● **Work to be completed**
Copy out the material below word for word, beginning with the line containing "Patent image size: (595, 427)." and ending with the line containing "In FIG. 8, the indicator 20C", both of those lines included.

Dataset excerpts
= = = = =

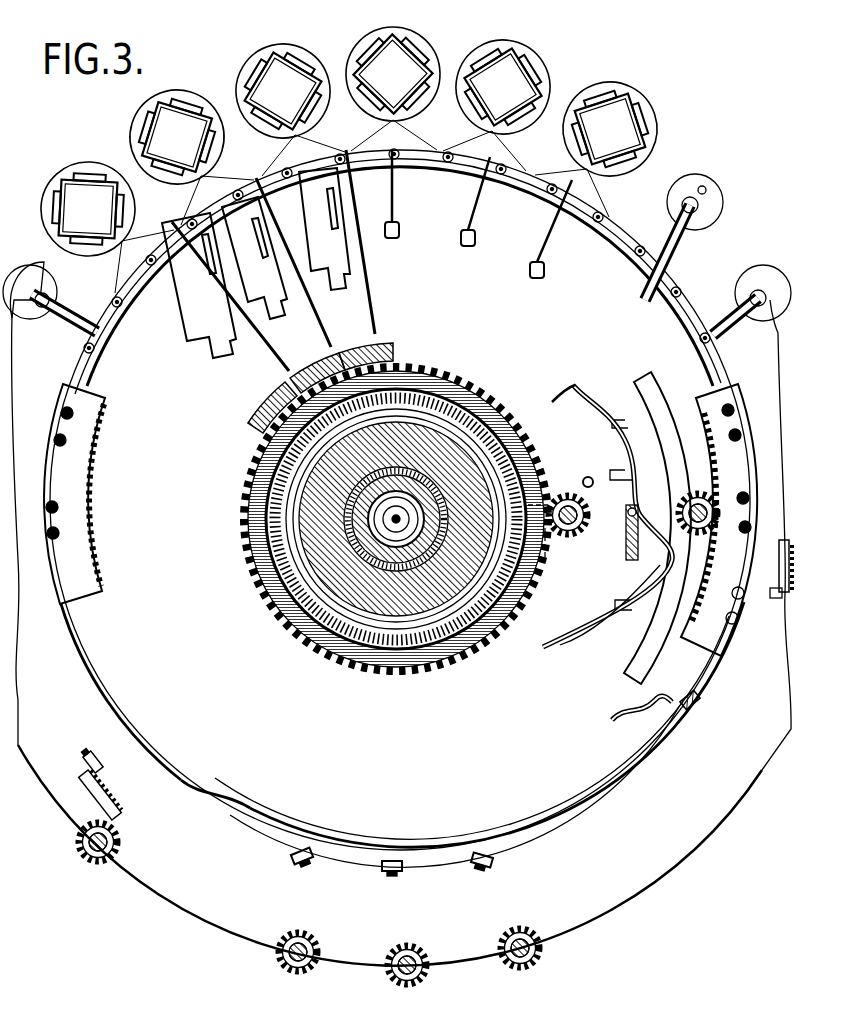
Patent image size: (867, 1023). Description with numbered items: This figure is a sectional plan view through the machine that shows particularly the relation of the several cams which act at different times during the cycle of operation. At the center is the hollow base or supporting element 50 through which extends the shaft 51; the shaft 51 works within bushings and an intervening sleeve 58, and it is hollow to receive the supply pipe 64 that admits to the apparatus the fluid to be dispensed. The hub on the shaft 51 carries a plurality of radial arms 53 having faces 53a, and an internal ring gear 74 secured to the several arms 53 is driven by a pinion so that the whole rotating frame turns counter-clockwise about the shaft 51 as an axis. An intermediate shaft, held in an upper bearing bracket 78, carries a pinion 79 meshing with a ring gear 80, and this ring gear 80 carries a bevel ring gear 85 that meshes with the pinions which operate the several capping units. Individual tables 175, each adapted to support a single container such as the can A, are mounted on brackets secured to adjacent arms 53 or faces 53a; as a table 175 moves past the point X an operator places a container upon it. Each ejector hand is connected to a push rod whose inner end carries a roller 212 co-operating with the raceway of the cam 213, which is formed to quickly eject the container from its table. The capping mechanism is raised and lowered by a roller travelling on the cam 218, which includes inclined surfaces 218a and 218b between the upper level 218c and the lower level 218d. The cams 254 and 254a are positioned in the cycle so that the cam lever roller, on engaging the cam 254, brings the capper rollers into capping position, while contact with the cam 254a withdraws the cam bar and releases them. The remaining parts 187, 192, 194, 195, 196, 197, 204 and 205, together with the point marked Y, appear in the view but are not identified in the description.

The hollow base or supporting element 50 is at (275, 605).
The shaft 51 is at (377, 532).
The radial arms 53 is at (365, 306).
The faces of the arms 53a is at (352, 160).
The intervening sleeve 58 is at (353, 516).
The supply pipe 64 is at (376, 507).
The ring gear 74 is at (90, 478).
The upper bearing bracket 78 is at (538, 566).
The pinion 79 is at (562, 494).
The ring gear 80 is at (440, 392).
The bevel ring gear 85 is at (280, 558).
The tables 175 is at (642, 118).
The weighted rods 187 is at (397, 214).
The curved segment 192 is at (642, 645).
The gear 194 is at (97, 866).
The rack 195 is at (92, 790).
The casing wall 196 is at (790, 640).
The lever wheel 197 is at (724, 208).
The stop piece 204 is at (90, 760).
The rack piece 205 is at (776, 600).
The roller 212 is at (630, 532).
The cam 213 is at (570, 624).
The cam 218 is at (380, 872).
The inclined surface 218a is at (192, 786).
The inclined surface 218b is at (700, 692).
The upper level 218c is at (70, 600).
The lower level 218d is at (285, 843).
The cam 254 is at (455, 850).
The cam 254a is at (612, 720).
The can A is at (270, 70).
The point X is at (722, 520).
The marker Y is at (20, 781).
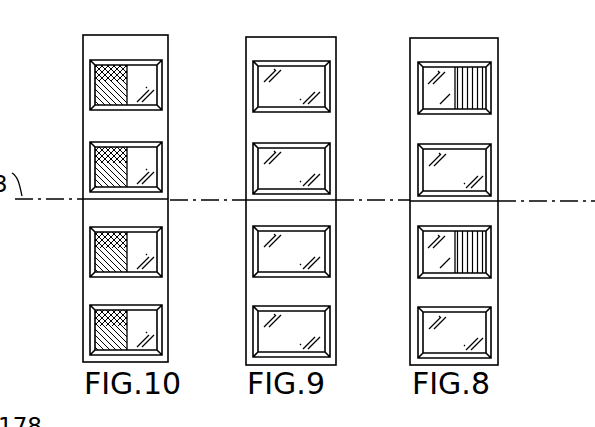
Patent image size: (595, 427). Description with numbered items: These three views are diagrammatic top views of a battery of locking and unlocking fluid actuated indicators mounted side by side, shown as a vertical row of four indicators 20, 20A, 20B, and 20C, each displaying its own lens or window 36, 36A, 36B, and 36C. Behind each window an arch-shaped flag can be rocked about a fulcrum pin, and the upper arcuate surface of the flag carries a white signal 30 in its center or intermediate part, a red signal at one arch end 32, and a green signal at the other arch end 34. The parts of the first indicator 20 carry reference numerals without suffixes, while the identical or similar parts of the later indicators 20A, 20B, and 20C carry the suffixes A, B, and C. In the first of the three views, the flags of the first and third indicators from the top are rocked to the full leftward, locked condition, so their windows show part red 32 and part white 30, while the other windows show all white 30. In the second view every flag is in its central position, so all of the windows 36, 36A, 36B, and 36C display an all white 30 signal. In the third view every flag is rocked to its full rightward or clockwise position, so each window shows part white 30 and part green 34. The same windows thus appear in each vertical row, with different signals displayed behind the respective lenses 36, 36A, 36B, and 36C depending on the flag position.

In FIG. 10, the fluid actuated indicator 20 is at (92, 44).
In FIG. 9, the fluid actuated indicator 20 is at (307, 40).
In FIG. 8, the fluid actuated indicator 20 is at (493, 48).
In FIG. 10, the indicator 20A is at (92, 130).
In FIG. 9, the indicator 20A is at (318, 132).
In FIG. 8, the indicator 20A is at (482, 134).
In FIG. 10, the indicator 20B is at (95, 208).
In FIG. 9, the indicator 20B is at (320, 212).
In FIG. 8, the indicator 20B is at (490, 214).
In FIG. 10, the indicator 20C is at (93, 290).
In FIG. 9, the indicator 20C is at (315, 292).
In FIG. 8, the indicator 20C is at (484, 292).
In FIG. 10, the white signal 30 is at (150, 72).
In FIG. 9, the white signal 30 is at (268, 175).
In FIG. 8, the white signal 30 is at (430, 95).
In FIG. 8, the red arch end 32 is at (478, 93).
In FIG. 10, the green arch end 34 is at (102, 80).
In FIG. 10, the lens or window 36 is at (155, 97).
In FIG. 9, the lens or window 36 is at (315, 80).
In FIG. 8, the lens or window 36 is at (482, 77).
In FIG. 9, the lens or window 36A is at (312, 170).
In FIG. 8, the lens or window 36A is at (480, 180).
In FIG. 10, the lens or window 36B is at (97, 258).
In FIG. 9, the lens or window 36B is at (312, 243).
In FIG. 8, the lens or window 36B is at (482, 262).
In FIG. 10, the lens or window 36C is at (97, 340).
In FIG. 9, the lens or window 36C is at (312, 332).
In FIG. 8, the lens or window 36C is at (480, 343).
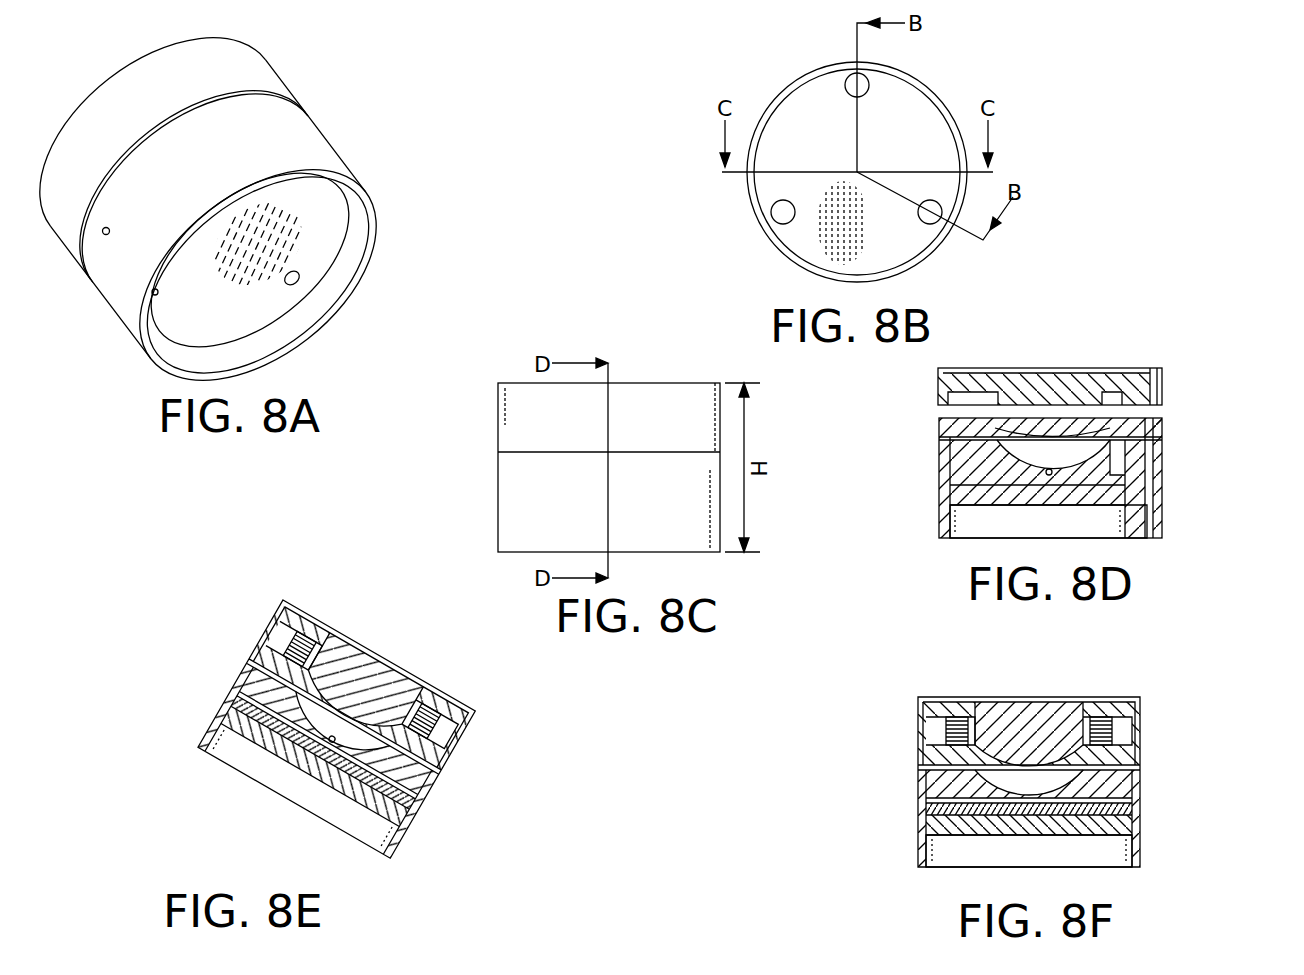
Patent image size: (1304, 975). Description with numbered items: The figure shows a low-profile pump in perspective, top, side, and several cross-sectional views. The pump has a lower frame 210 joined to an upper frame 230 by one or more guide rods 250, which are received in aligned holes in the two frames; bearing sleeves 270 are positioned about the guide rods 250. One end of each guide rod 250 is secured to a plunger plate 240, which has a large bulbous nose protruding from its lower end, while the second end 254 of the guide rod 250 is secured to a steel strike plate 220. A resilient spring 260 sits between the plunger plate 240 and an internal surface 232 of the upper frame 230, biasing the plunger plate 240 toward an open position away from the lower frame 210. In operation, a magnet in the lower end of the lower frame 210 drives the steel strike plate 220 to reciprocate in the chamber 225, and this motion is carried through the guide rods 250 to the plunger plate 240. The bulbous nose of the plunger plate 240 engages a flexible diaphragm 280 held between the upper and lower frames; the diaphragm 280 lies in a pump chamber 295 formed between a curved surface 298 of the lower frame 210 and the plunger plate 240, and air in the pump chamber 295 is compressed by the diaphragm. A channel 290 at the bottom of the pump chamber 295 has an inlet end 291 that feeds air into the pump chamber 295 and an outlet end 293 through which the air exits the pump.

In FIG. 8A, the lower frame 210 is at (318, 147).
In FIG. 8D, the lower frame 210 is at (1197, 458).
In FIG. 8A, the steel strike plate 220 is at (317, 222).
In FIG. 8F, the steel strike plate 220 is at (987, 813).
In FIG. 8E, the steel strike plate 220 is at (353, 788).
In FIG. 8D, the chamber 225 is at (1143, 508).
In FIG. 8F, the chamber 225 is at (1063, 850).
In FIG. 8A, the upper frame 230 is at (253, 72).
In FIG. 8D, the upper frame 230 is at (1163, 397).
In FIG. 8F, the internal surface 232 is at (1117, 752).
In FIG. 8D, the plunger plate 240 is at (1080, 380).
In FIG. 8F, the plunger plate 240 is at (1050, 712).
In FIG. 8E, the plunger plate 240 is at (365, 660).
In FIG. 8F, the guide rod 250 is at (947, 737).
In FIG. 8E, the guide rod 250 is at (245, 712).
In FIG. 8E, the second end 254 is at (393, 852).
In FIG. 8E, the resilient spring 260 is at (285, 648).
In FIG. 8E, the bearing sleeve 270 is at (243, 675).
In FIG. 8E, the flexible diaphragm 280 is at (307, 747).
In FIG. 8A, the channel 290 is at (105, 233).
In FIG. 8F, the channel 290 is at (1130, 808).
In FIG. 8E, the channel 290 is at (340, 737).
In FIG. 8F, the inlet end 291 is at (1122, 802).
In FIG. 8F, the outlet end 293 is at (920, 802).
In FIG. 8E, the pump chamber 295 is at (358, 707).
In FIG. 8D, the curved surface 298 is at (1033, 453).
In FIG. 8E, the curved surface 298 is at (350, 745).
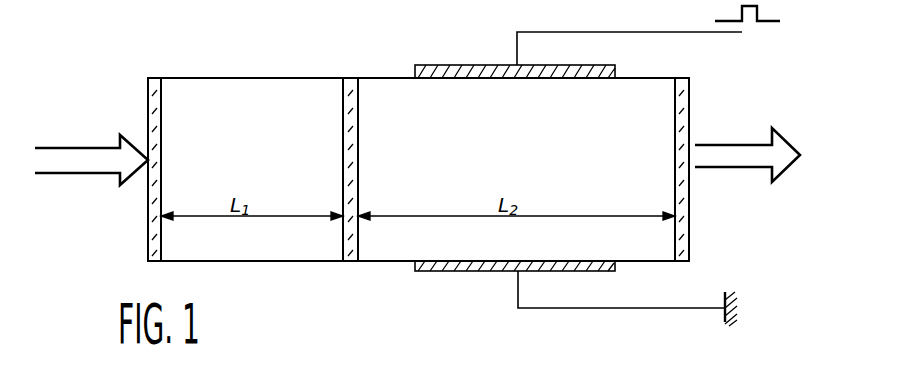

= = = = =

● **Complete output**
Patent image size: (595, 427). Description with numbered items: These three views are diagrammatic top views of a battery of locking and unlocking fluid actuated indicators mounted side by side, shown as a vertical row of four indicators 20, 20A, 20B, and 20C, each displaying its own lens or window 36, 36A, 36B, and 36C. Behind each window an arch-shaped flag can be rocked about a fulcrum pin, and the upper arcuate surface of the flag carries a white signal 30 in its center or intermediate part, a red signal at one arch end 32, and a green signal at the other arch end 34. The parts of the first indicator 20 carry reference numerals without suffixes, while the identical or similar parts of the later indicators 20A, 20B, and 20C carry the suffixes A, B, and C. In the first of the three views, the flags of the first and third indicators from the top are rocked to the full leftward, locked condition, so their windows show part red 32 and part white 30, while the other windows show all white 30. In the second view every flag is in its central position, so all of the windows 36, 36A, 36B, and 36C display an all white 30 signal. In the third view every flag is rocked to its full rightward or clockwise position, so each window shows part white 30 and part green 34. The same windows thus appear in each vertical row, with different signals displayed behind the respective lenses 36, 36A, 36B, and 36C depending on the flag position.

In FIG. 10, the fluid actuated indicator 20 is at (92, 44).
In FIG. 9, the fluid actuated indicator 20 is at (307, 40).
In FIG. 8, the fluid actuated indicator 20 is at (493, 48).
In FIG. 10, the indicator 20A is at (92, 130).
In FIG. 9, the indicator 20A is at (318, 132).
In FIG. 8, the indicator 20A is at (482, 134).
In FIG. 10, the indicator 20B is at (95, 208).
In FIG. 9, the indicator 20B is at (320, 212).
In FIG. 8, the indicator 20B is at (490, 214).
In FIG. 10, the indicator 20C is at (93, 290).
In FIG. 9, the indicator 20C is at (315, 292).
In FIG. 8, the indicator 20C is at (484, 292).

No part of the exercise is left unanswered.